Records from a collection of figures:
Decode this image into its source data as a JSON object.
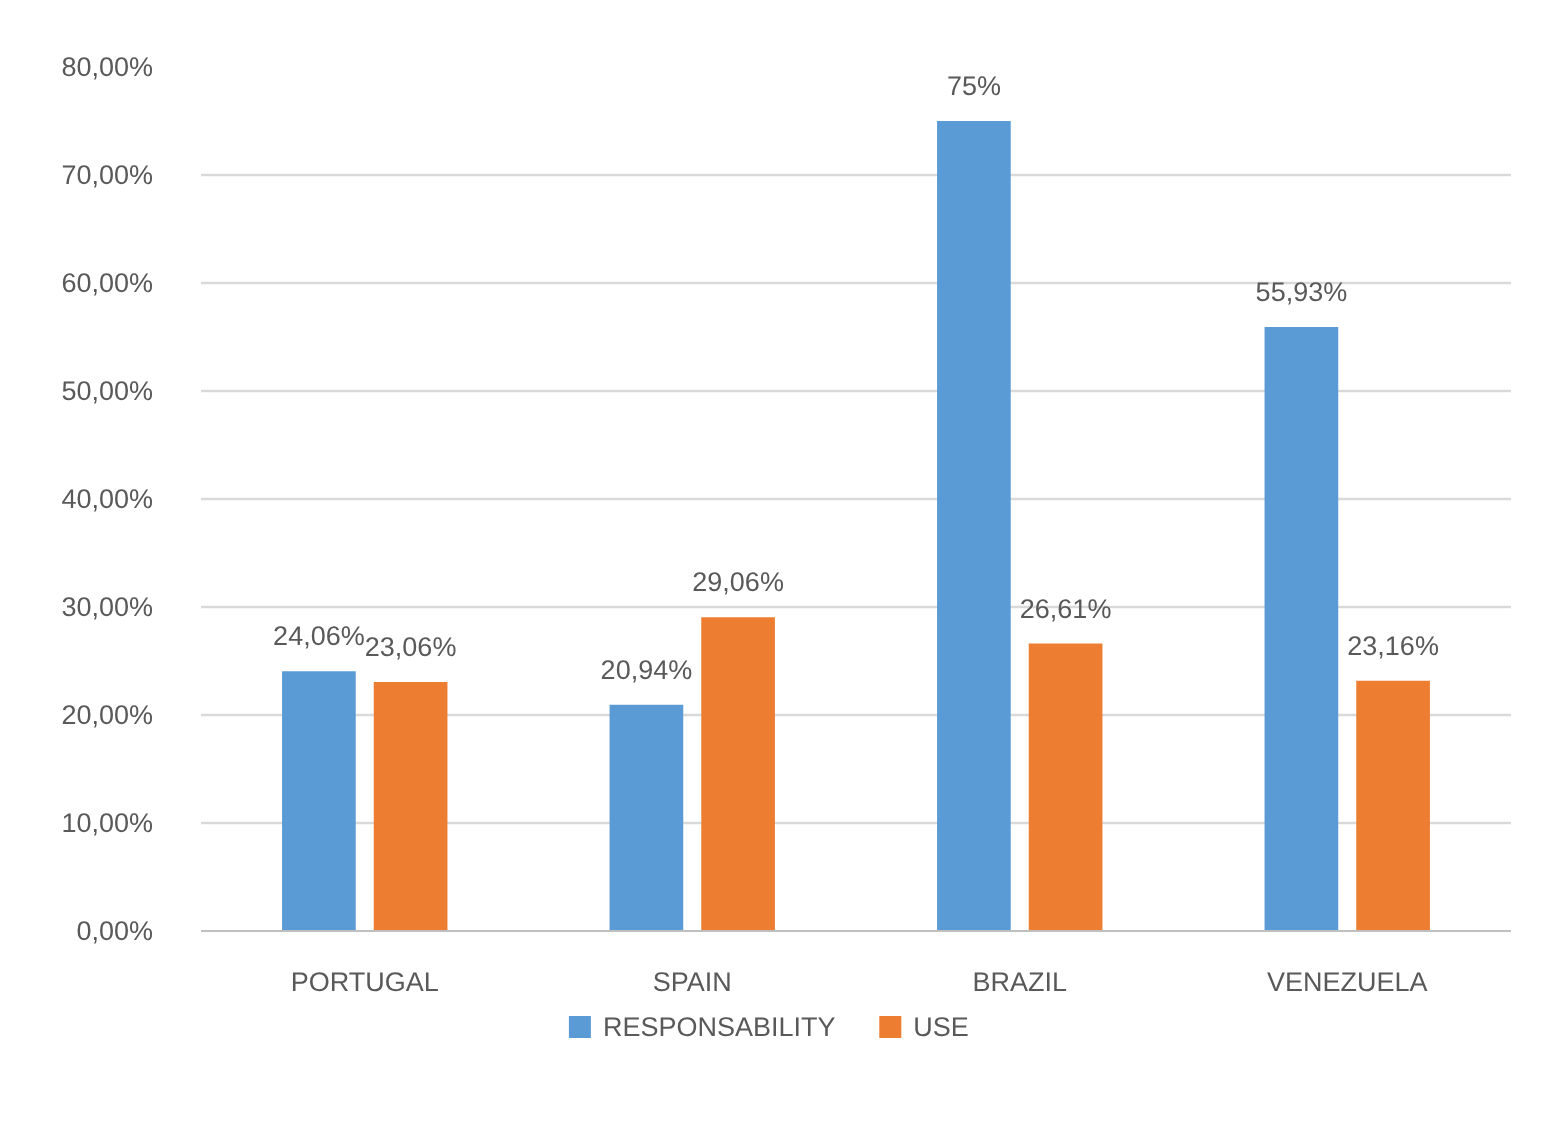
{
  "chart_data": {
    "type": "bar",
    "categories": [
      "PORTUGAL",
      "SPAIN",
      "BRAZIL",
      "VENEZUELA"
    ],
    "series": [
      {
        "name": "RESPONSABILITY",
        "color": "#5b9bd5",
        "values": [
          24.06,
          20.94,
          75,
          55.93
        ],
        "value_labels": [
          "24,06%",
          "20,94%",
          "75%",
          "55,93%"
        ]
      },
      {
        "name": "USE",
        "color": "#ed7d31",
        "values": [
          23.06,
          29.06,
          26.61,
          23.16
        ],
        "value_labels": [
          "23,06%",
          "29,06%",
          "26,61%",
          "23,16%"
        ]
      }
    ],
    "ylim": [
      0,
      80
    ],
    "yticks": [
      {
        "value": 0,
        "label": "0,00%"
      },
      {
        "value": 10,
        "label": "10,00%"
      },
      {
        "value": 20,
        "label": "20,00%"
      },
      {
        "value": 30,
        "label": "30,00%"
      },
      {
        "value": 40,
        "label": "40,00%"
      },
      {
        "value": 50,
        "label": "50,00%"
      },
      {
        "value": 60,
        "label": "60,00%"
      },
      {
        "value": 70,
        "label": "70,00%"
      },
      {
        "value": 80,
        "label": "80,00%"
      }
    ],
    "grid": "y",
    "legend": "bottom"
  }
}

● **TASK DIRECTIONS**
Reproduce each line exactly, please, except for any pictures.

● **FULL RESPONSE**
Decode this image into its source data as a JSON object.
{
  "chart_data": {
    "type": "bar",
    "categories": [
      "PORTUGAL",
      "SPAIN",
      "BRAZIL",
      "VENEZUELA"
    ],
    "series": [
      {
        "name": "RESPONSABILITY",
        "color": "#5b9bd5",
        "values": [
          24.06,
          20.94,
          75,
          55.93
        ],
        "value_labels": [
          "24,06%",
          "20,94%",
          "75%",
          "55,93%"
        ]
      },
      {
        "name": "USE",
        "color": "#ed7d31",
        "values": [
          23.06,
          29.06,
          26.61,
          23.16
        ],
        "value_labels": [
          "23,06%",
          "29,06%",
          "26,61%",
          "23,16%"
        ]
      }
    ],
    "ylim": [
      0,
      80
    ],
    "yticks": [
      {
        "value": 0,
        "label": "0,00%"
      },
      {
        "value": 10,
        "label": "10,00%"
      },
      {
        "value": 20,
        "label": "20,00%"
      },
      {
        "value": 30,
        "label": "30,00%"
      },
      {
        "value": 40,
        "label": "40,00%"
      },
      {
        "value": 50,
        "label": "50,00%"
      },
      {
        "value": 60,
        "label": "60,00%"
      },
      {
        "value": 70,
        "label": "70,00%"
      },
      {
        "value": 80,
        "label": "80,00%"
      }
    ],
    "grid": "y",
    "legend": "bottom"
  }
}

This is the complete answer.